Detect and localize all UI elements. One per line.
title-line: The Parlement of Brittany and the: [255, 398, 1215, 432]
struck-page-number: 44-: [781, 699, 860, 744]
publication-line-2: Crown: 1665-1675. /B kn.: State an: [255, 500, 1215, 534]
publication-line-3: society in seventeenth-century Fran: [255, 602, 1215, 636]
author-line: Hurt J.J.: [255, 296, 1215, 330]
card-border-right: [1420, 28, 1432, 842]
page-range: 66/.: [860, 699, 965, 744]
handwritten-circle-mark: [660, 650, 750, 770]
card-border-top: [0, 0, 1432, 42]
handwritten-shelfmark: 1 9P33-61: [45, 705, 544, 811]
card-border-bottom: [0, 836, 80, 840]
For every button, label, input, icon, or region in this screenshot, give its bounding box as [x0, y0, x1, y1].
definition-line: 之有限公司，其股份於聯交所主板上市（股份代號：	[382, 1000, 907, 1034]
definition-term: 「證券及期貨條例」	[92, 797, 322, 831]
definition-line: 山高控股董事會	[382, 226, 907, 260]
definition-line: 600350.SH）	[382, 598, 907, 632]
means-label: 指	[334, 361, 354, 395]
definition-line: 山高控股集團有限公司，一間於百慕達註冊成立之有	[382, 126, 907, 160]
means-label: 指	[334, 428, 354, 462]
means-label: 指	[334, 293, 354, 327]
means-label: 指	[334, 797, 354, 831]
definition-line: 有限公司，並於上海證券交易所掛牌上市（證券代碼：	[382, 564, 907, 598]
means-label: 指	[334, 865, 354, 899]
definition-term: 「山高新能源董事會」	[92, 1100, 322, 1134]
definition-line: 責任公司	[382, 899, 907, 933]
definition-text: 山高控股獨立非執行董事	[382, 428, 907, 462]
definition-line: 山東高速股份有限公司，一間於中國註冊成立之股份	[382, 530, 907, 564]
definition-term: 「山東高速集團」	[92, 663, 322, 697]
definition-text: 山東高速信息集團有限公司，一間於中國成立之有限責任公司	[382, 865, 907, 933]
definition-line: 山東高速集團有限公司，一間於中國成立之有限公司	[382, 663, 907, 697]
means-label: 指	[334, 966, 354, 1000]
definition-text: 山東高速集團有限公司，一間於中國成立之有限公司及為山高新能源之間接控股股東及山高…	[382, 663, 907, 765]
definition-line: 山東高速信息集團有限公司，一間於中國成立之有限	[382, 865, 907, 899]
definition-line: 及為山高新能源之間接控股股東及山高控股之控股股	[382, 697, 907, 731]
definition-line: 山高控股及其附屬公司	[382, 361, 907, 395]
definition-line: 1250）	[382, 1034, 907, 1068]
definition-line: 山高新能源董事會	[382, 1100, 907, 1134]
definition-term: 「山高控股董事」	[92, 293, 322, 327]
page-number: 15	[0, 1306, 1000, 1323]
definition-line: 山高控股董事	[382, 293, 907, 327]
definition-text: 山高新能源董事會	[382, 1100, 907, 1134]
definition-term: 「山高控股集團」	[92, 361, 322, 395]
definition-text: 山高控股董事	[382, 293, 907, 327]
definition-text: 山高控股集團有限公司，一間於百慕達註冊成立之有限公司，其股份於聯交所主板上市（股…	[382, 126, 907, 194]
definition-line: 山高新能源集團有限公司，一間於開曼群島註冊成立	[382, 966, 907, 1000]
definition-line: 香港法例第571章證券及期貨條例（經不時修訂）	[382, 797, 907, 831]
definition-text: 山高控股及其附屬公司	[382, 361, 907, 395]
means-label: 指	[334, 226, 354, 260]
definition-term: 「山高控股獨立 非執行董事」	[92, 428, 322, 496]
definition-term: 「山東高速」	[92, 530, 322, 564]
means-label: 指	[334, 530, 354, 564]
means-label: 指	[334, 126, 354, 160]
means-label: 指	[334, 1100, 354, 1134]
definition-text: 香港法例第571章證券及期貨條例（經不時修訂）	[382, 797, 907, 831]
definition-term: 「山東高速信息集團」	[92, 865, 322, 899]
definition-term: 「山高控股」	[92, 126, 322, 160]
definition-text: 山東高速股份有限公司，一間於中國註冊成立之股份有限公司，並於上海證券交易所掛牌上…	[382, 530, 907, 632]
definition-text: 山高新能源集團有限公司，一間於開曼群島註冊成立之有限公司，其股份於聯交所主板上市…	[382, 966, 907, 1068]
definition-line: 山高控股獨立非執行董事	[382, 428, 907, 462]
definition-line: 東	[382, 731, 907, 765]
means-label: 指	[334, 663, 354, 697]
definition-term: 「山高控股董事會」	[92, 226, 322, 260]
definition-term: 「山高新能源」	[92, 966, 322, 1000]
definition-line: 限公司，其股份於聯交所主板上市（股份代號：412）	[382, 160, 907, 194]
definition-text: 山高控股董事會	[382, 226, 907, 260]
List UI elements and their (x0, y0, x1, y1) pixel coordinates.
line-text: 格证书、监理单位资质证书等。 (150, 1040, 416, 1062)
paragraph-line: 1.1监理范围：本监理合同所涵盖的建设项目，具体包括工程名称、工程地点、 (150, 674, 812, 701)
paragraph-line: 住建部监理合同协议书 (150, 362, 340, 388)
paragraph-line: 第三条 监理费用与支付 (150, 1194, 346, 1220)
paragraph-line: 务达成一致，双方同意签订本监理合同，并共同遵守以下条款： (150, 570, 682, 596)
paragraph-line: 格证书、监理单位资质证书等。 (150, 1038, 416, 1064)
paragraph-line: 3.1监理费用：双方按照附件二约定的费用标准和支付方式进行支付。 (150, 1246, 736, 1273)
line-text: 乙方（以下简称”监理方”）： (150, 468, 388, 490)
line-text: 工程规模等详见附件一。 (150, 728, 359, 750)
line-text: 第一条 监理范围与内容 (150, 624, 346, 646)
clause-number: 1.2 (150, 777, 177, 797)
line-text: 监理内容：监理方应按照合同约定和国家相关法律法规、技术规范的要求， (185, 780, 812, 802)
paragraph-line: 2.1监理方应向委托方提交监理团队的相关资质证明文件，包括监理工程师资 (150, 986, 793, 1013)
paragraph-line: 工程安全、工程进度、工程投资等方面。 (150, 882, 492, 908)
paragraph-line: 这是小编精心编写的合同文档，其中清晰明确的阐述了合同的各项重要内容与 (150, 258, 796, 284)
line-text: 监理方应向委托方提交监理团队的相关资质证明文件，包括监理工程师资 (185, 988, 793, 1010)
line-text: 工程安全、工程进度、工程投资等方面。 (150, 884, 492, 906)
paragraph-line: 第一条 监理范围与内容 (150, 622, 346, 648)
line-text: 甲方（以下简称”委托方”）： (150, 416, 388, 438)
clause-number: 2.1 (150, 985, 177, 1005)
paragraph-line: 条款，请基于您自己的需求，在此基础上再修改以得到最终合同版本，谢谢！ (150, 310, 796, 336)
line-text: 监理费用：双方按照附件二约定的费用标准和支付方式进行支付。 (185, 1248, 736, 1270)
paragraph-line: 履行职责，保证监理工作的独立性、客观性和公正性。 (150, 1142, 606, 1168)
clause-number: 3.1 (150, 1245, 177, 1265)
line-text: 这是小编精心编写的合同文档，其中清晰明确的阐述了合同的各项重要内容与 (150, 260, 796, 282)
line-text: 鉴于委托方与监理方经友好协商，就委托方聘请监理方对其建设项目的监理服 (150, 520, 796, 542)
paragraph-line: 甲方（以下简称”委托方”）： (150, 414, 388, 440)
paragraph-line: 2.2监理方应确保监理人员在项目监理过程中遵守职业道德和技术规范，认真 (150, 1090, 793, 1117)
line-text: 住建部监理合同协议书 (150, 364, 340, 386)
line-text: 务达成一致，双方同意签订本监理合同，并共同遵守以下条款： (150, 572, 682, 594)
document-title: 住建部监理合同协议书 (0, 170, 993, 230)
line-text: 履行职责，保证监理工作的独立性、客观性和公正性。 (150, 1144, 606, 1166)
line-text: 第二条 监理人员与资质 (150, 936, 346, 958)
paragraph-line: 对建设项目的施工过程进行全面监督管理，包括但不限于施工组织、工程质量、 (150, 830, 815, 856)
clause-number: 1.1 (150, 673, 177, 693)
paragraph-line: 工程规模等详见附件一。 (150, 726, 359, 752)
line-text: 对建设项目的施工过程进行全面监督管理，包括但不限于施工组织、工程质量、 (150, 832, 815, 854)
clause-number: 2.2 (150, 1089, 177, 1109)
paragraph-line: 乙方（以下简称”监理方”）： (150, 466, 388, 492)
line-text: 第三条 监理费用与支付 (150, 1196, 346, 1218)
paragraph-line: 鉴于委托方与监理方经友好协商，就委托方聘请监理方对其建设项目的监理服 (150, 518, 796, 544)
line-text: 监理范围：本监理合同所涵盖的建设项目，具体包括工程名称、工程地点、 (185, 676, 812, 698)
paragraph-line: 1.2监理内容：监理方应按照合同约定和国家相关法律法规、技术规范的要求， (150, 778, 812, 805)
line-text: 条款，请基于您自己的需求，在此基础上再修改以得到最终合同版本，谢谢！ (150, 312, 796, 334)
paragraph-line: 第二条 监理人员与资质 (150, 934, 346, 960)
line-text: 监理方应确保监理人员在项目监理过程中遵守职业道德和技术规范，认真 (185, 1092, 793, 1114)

- [What is being asked]: Copy the records word for word, starting at their first line and stopping after the line that contains "361, 354, 395]".

- [Response to this exercise]:
Detect and localize all UI elements. One per line.
title-line: The Parlement of Brittany and the: [255, 398, 1215, 432]
struck-page-number: 44-: [781, 699, 860, 744]
publication-line-2: Crown: 1665-1675. /B kn.: State an: [255, 500, 1215, 534]
publication-line-3: society in seventeenth-century Fran: [255, 602, 1215, 636]
author-line: Hurt J.J.: [255, 296, 1215, 330]
card-border-right: [1420, 28, 1432, 842]
page-range: 66/.: [860, 699, 965, 744]
handwritten-circle-mark: [660, 650, 750, 770]
card-border-top: [0, 0, 1432, 42]
handwritten-shelfmark: 1 9P33-61: [45, 705, 544, 811]
card-border-bottom: [0, 836, 80, 840]
For every button, label, input, icon, or region in this screenshot, give its bounding box as [x0, y0, x1, y1].
definition-line: 之有限公司，其股份於聯交所主板上市（股份代號：	[382, 1000, 907, 1034]
definition-term: 「證券及期貨條例」	[92, 797, 322, 831]
definition-line: 山高控股董事會	[382, 226, 907, 260]
definition-line: 600350.SH）	[382, 598, 907, 632]
means-label: 指	[334, 361, 354, 395]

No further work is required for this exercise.